GIVEN TASK:
Transcribe the material in full, exactly as written.

DATASET RECORDS:

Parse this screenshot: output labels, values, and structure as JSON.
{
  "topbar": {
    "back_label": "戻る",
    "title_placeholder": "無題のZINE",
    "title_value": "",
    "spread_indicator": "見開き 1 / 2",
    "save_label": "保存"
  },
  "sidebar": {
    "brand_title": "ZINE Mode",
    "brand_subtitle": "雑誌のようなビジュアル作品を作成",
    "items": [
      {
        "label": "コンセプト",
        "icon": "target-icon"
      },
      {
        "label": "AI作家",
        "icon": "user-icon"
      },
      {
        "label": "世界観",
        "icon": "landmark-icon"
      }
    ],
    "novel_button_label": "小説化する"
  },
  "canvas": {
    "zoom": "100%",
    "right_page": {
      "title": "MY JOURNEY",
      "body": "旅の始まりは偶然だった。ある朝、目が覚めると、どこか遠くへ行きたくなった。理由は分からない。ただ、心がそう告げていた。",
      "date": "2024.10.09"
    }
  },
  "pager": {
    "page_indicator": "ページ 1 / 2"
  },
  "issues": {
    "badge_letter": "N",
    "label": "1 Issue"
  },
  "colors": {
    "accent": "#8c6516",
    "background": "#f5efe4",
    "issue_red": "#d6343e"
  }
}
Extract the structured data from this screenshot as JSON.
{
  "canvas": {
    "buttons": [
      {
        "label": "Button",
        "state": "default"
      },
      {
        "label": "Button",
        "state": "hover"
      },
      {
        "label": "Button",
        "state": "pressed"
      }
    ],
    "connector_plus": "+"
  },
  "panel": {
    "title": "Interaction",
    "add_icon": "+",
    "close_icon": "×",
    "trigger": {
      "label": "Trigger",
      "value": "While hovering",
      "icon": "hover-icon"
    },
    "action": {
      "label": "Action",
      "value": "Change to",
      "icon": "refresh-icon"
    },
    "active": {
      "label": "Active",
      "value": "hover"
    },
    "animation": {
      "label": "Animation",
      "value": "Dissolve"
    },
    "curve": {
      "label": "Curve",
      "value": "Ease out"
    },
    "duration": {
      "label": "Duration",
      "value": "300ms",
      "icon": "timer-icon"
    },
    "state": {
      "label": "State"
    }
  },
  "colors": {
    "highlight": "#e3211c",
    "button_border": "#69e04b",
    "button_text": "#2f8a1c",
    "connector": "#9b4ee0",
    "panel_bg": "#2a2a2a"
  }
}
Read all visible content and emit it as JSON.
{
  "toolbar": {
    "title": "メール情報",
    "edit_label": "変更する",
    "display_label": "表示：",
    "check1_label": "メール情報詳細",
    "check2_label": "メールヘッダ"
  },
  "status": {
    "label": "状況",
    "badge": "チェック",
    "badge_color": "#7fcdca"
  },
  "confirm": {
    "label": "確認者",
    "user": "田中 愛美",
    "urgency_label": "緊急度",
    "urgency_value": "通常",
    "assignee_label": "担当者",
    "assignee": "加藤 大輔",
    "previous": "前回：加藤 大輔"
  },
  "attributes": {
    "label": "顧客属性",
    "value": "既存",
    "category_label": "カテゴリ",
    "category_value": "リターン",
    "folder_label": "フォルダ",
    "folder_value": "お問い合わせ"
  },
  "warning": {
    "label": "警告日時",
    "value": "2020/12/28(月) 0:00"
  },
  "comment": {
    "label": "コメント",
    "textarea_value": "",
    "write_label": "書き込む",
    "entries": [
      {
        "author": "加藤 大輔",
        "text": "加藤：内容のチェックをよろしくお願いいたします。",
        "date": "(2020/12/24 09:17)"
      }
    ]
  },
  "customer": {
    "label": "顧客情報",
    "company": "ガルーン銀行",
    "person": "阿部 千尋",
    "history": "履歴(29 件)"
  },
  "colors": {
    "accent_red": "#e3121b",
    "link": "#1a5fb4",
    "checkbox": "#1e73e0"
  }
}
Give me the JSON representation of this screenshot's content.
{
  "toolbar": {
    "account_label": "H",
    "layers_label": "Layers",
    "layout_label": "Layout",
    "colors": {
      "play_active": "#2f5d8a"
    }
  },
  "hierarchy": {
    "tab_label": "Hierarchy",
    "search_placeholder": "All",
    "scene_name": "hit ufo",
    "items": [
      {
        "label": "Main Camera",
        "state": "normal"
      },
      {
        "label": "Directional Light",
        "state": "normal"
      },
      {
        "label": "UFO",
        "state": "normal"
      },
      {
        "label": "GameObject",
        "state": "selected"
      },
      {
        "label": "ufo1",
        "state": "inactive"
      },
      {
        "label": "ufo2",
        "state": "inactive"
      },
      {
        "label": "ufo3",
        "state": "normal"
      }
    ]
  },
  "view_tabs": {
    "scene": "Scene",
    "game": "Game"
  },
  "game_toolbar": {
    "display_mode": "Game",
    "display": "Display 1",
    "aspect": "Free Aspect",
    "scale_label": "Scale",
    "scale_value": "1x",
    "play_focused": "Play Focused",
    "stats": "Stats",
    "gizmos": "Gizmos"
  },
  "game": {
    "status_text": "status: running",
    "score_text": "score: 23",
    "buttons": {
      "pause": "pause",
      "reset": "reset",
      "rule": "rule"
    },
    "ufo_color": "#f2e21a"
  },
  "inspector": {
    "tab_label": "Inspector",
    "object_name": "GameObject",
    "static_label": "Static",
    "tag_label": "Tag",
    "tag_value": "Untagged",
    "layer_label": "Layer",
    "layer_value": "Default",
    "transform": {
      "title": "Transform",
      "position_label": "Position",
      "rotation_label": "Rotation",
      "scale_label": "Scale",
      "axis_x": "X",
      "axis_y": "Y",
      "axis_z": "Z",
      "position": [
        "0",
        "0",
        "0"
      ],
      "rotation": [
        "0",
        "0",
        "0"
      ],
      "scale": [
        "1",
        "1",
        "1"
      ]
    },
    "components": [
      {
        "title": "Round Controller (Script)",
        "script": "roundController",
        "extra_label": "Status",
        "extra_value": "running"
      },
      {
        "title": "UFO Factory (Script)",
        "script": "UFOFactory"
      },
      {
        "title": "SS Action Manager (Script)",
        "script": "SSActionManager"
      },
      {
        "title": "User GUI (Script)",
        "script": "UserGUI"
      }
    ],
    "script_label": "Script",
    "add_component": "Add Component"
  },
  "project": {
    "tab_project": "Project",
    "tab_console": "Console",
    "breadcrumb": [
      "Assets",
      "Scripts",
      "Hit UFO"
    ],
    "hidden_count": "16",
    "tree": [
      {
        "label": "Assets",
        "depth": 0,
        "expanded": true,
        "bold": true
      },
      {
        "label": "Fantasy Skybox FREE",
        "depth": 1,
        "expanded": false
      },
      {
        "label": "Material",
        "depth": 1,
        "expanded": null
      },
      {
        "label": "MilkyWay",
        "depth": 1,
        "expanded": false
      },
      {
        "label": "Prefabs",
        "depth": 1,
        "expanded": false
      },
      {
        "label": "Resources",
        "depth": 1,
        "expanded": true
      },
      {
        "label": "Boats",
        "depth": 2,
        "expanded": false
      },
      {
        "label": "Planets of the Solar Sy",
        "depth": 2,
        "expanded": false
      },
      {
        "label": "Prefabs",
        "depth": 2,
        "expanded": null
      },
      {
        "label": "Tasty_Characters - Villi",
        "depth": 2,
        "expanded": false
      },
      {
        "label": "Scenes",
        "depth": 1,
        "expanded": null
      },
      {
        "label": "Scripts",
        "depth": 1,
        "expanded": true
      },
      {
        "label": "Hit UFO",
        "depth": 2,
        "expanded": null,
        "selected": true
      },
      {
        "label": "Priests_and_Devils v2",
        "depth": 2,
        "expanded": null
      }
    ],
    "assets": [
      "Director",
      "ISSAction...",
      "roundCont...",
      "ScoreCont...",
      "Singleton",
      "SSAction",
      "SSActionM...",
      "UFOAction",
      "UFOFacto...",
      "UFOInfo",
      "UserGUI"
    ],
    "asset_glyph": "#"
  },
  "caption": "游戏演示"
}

WRITTEN RESPONSE:
Parse this screenshot: output labels, values, and structure as JSON.
{
  "topbar": {
    "back_label": "戻る",
    "title_placeholder": "無題のZINE",
    "title_value": "",
    "spread_indicator": "見開き 1 / 2",
    "save_label": "保存"
  },
  "sidebar": {
    "brand_title": "ZINE Mode",
    "brand_subtitle": "雑誌のようなビジュアル作品を作成",
    "items": [
      {
        "label": "コンセプト",
        "icon": "target-icon"
      },
      {
        "label": "AI作家",
        "icon": "user-icon"
      },
      {
        "label": "世界観",
        "icon": "landmark-icon"
      }
    ],
    "novel_button_label": "小説化する"
  },
  "canvas": {
    "zoom": "100%",
    "right_page": {
      "title": "MY JOURNEY",
      "body": "旅の始まりは偶然だった。ある朝、目が覚めると、どこか遠くへ行きたくなった。理由は分からない。ただ、心がそう告げていた。",
      "date": "2024.10.09"
    }
  },
  "pager": {
    "page_indicator": "ページ 1 / 2"
  },
  "issues": {
    "badge_letter": "N",
    "label": "1 Issue"
  },
  "colors": {
    "accent": "#8c6516",
    "background": "#f5efe4",
    "issue_red": "#d6343e"
  }
}
Extract the structured data from this screenshot as JSON.
{
  "canvas": {
    "buttons": [
      {
        "label": "Button",
        "state": "default"
      },
      {
        "label": "Button",
        "state": "hover"
      },
      {
        "label": "Button",
        "state": "pressed"
      }
    ],
    "connector_plus": "+"
  },
  "panel": {
    "title": "Interaction",
    "add_icon": "+",
    "close_icon": "×",
    "trigger": {
      "label": "Trigger",
      "value": "While hovering",
      "icon": "hover-icon"
    },
    "action": {
      "label": "Action",
      "value": "Change to",
      "icon": "refresh-icon"
    },
    "active": {
      "label": "Active",
      "value": "hover"
    },
    "animation": {
      "label": "Animation",
      "value": "Dissolve"
    },
    "curve": {
      "label": "Curve",
      "value": "Ease out"
    },
    "duration": {
      "label": "Duration",
      "value": "300ms",
      "icon": "timer-icon"
    },
    "state": {
      "label": "State"
    }
  },
  "colors": {
    "highlight": "#e3211c",
    "button_border": "#69e04b",
    "button_text": "#2f8a1c",
    "connector": "#9b4ee0",
    "panel_bg": "#2a2a2a"
  }
}
Read all visible content and emit it as JSON.
{
  "toolbar": {
    "title": "メール情報",
    "edit_label": "変更する",
    "display_label": "表示：",
    "check1_label": "メール情報詳細",
    "check2_label": "メールヘッダ"
  },
  "status": {
    "label": "状況",
    "badge": "チェック",
    "badge_color": "#7fcdca"
  },
  "confirm": {
    "label": "確認者",
    "user": "田中 愛美",
    "urgency_label": "緊急度",
    "urgency_value": "通常",
    "assignee_label": "担当者",
    "assignee": "加藤 大輔",
    "previous": "前回：加藤 大輔"
  },
  "attributes": {
    "label": "顧客属性",
    "value": "既存",
    "category_label": "カテゴリ",
    "category_value": "リターン",
    "folder_label": "フォルダ",
    "folder_value": "お問い合わせ"
  },
  "warning": {
    "label": "警告日時",
    "value": "2020/12/28(月) 0:00"
  },
  "comment": {
    "label": "コメント",
    "textarea_value": "",
    "write_label": "書き込む",
    "entries": [
      {
        "author": "加藤 大輔",
        "text": "加藤：内容のチェックをよろしくお願いいたします。",
        "date": "(2020/12/24 09:17)"
      }
    ]
  },
  "customer": {
    "label": "顧客情報",
    "company": "ガルーン銀行",
    "person": "阿部 千尋",
    "history": "履歴(29 件)"
  },
  "colors": {
    "accent_red": "#e3121b",
    "link": "#1a5fb4",
    "checkbox": "#1e73e0"
  }
}
Give me the JSON representation of this screenshot's content.
{
  "toolbar": {
    "account_label": "H",
    "layers_label": "Layers",
    "layout_label": "Layout",
    "colors": {
      "play_active": "#2f5d8a"
    }
  },
  "hierarchy": {
    "tab_label": "Hierarchy",
    "search_placeholder": "All",
    "scene_name": "hit ufo",
    "items": [
      {
        "label": "Main Camera",
        "state": "normal"
      },
      {
        "label": "Directional Light",
        "state": "normal"
      },
      {
        "label": "UFO",
        "state": "normal"
      },
      {
        "label": "GameObject",
        "state": "selected"
      },
      {
        "label": "ufo1",
        "state": "inactive"
      },
      {
        "label": "ufo2",
        "state": "inactive"
      },
      {
        "label": "ufo3",
        "state": "normal"
      }
    ]
  },
  "view_tabs": {
    "scene": "Scene",
    "game": "Game"
  },
  "game_toolbar": {
    "display_mode": "Game",
    "display": "Display 1",
    "aspect": "Free Aspect",
    "scale_label": "Scale",
    "scale_value": "1x",
    "play_focused": "Play Focused",
    "stats": "Stats",
    "gizmos": "Gizmos"
  },
  "game": {
    "status_text": "status: running",
    "score_text": "score: 23",
    "buttons": {
      "pause": "pause",
      "reset": "reset",
      "rule": "rule"
    },
    "ufo_color": "#f2e21a"
  },
  "inspector": {
    "tab_label": "Inspector",
    "object_name": "GameObject",
    "static_label": "Static",
    "tag_label": "Tag",
    "tag_value": "Untagged",
    "layer_label": "Layer",
    "layer_value": "Default",
    "transform": {
      "title": "Transform",
      "position_label": "Position",
      "rotation_label": "Rotation",
      "scale_label": "Scale",
      "axis_x": "X",
      "axis_y": "Y",
      "axis_z": "Z",
      "position": [
        "0",
        "0",
        "0"
      ],
      "rotation": [
        "0",
        "0",
        "0"
      ],
      "scale": [
        "1",
        "1",
        "1"
      ]
    },
    "components": [
      {
        "title": "Round Controller (Script)",
        "script": "roundController",
        "extra_label": "Status",
        "extra_value": "running"
      },
      {
        "title": "UFO Factory (Script)",
        "script": "UFOFactory"
      },
      {
        "title": "SS Action Manager (Script)",
        "script": "SSActionManager"
      },
      {
        "title": "User GUI (Script)",
        "script": "UserGUI"
      }
    ],
    "script_label": "Script",
    "add_component": "Add Component"
  },
  "project": {
    "tab_project": "Project",
    "tab_console": "Console",
    "breadcrumb": [
      "Assets",
      "Scripts",
      "Hit UFO"
    ],
    "hidden_count": "16",
    "tree": [
      {
        "label": "Assets",
        "depth": 0,
        "expanded": true,
        "bold": true
      },
      {
        "label": "Fantasy Skybox FREE",
        "depth": 1,
        "expanded": false
      },
      {
        "label": "Material",
        "depth": 1,
        "expanded": null
      },
      {
        "label": "MilkyWay",
        "depth": 1,
        "expanded": false
      },
      {
        "label": "Prefabs",
        "depth": 1,
        "expanded": false
      },
      {
        "label": "Resources",
        "depth": 1,
        "expanded": true
      },
      {
        "label": "Boats",
        "depth": 2,
        "expanded": false
      },
      {
        "label": "Planets of the Solar Sy",
        "depth": 2,
        "expanded": false
      },
      {
        "label": "Prefabs",
        "depth": 2,
        "expanded": null
      },
      {
        "label": "Tasty_Characters - Villi",
        "depth": 2,
        "expanded": false
      },
      {
        "label": "Scenes",
        "depth": 1,
        "expanded": null
      },
      {
        "label": "Scripts",
        "depth": 1,
        "expanded": true
      },
      {
        "label": "Hit UFO",
        "depth": 2,
        "expanded": null,
        "selected": true
      },
      {
        "label": "Priests_and_Devils v2",
        "depth": 2,
        "expanded": null
      }
    ],
    "assets": [
      "Director",
      "ISSAction...",
      "roundCont...",
      "ScoreCont...",
      "Singleton",
      "SSAction",
      "SSActionM...",
      "UFOAction",
      "UFOFacto...",
      "UFOInfo",
      "UserGUI"
    ],
    "asset_glyph": "#"
  },
  "caption": "游戏演示"
}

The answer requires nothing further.